*What needs to be done*: Filter this material down to the lines that hold "entry", copying each one.

## start Dataset excerpts

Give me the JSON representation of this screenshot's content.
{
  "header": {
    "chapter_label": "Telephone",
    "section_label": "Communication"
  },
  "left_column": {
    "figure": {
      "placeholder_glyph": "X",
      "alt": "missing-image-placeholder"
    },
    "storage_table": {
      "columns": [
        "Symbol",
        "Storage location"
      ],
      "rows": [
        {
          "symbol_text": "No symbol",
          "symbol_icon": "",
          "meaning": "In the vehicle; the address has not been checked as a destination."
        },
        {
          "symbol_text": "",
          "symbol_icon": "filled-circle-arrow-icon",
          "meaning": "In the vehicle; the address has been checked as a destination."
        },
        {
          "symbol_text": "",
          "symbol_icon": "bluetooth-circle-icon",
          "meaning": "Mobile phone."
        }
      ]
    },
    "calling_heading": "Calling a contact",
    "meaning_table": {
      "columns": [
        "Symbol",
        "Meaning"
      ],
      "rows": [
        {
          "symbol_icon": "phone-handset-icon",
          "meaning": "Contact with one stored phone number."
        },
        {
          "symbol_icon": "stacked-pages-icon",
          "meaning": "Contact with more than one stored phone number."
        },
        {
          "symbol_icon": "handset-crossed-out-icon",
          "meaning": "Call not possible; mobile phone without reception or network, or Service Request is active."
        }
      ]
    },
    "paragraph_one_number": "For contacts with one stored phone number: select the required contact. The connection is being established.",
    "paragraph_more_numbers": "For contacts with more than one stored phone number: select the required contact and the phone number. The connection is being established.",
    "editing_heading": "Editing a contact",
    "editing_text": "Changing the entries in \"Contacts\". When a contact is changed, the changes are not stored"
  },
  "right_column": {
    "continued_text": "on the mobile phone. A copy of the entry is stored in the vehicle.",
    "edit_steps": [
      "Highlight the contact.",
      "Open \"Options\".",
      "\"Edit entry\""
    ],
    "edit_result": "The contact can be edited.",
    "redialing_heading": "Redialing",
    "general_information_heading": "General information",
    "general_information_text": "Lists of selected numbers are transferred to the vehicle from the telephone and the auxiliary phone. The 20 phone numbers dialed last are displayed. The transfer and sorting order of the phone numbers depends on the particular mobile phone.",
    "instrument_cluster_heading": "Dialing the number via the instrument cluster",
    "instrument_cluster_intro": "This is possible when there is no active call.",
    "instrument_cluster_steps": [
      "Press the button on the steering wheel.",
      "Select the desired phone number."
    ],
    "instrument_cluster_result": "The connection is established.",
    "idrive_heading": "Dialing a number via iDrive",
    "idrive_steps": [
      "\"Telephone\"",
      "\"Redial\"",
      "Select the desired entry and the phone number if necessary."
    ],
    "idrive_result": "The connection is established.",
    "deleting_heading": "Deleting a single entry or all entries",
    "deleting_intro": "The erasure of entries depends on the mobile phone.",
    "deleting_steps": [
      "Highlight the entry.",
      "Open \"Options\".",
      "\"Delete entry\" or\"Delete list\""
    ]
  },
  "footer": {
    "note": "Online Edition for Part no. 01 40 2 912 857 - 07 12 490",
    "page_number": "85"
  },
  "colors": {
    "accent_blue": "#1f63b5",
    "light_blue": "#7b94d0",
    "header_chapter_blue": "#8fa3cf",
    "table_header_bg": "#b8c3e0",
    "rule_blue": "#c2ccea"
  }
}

## end Dataset excerpts

*Complete response*:
    "continued_text": "on the mobile phone. A copy of the entry is stored in the vehicle.",
      "\"Edit entry\""
      "Select the desired entry and the phone number if necessary."
    "deleting_heading": "Deleting a single entry or all entries",
      "Highlight the entry.",
      "\"Delete entry\" or\"Delete list\""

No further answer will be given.